Extracted data entries:
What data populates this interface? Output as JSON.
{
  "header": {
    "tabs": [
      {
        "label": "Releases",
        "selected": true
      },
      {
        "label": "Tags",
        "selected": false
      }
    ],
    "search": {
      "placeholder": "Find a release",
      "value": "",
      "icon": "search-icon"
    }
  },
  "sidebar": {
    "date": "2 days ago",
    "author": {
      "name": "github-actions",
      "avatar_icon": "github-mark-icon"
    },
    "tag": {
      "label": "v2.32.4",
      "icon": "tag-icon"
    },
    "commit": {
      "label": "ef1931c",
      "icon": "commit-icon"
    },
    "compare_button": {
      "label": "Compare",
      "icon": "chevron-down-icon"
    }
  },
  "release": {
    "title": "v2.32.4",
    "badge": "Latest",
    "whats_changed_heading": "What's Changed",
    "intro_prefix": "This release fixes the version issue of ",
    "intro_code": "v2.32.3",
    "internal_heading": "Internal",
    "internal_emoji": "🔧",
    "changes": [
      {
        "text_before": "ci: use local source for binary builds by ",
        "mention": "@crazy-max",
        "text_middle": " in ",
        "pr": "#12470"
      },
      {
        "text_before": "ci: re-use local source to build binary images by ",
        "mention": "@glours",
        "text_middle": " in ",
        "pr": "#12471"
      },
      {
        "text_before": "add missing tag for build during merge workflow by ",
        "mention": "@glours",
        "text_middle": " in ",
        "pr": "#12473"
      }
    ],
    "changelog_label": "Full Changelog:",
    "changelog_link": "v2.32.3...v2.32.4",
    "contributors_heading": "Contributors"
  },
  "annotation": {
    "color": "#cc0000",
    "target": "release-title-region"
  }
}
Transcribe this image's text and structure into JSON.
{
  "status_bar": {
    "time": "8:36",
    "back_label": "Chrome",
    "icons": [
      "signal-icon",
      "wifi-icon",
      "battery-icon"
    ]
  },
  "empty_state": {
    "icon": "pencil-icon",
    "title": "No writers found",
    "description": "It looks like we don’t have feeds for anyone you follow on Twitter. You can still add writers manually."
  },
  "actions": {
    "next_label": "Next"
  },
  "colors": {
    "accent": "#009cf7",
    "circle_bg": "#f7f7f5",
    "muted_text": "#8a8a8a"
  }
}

**GIVEN TASK**:
Exactly how many lines of the listing above contain the string "binary"? Give no more than the number.

**COMPLETE ANSWER**:
2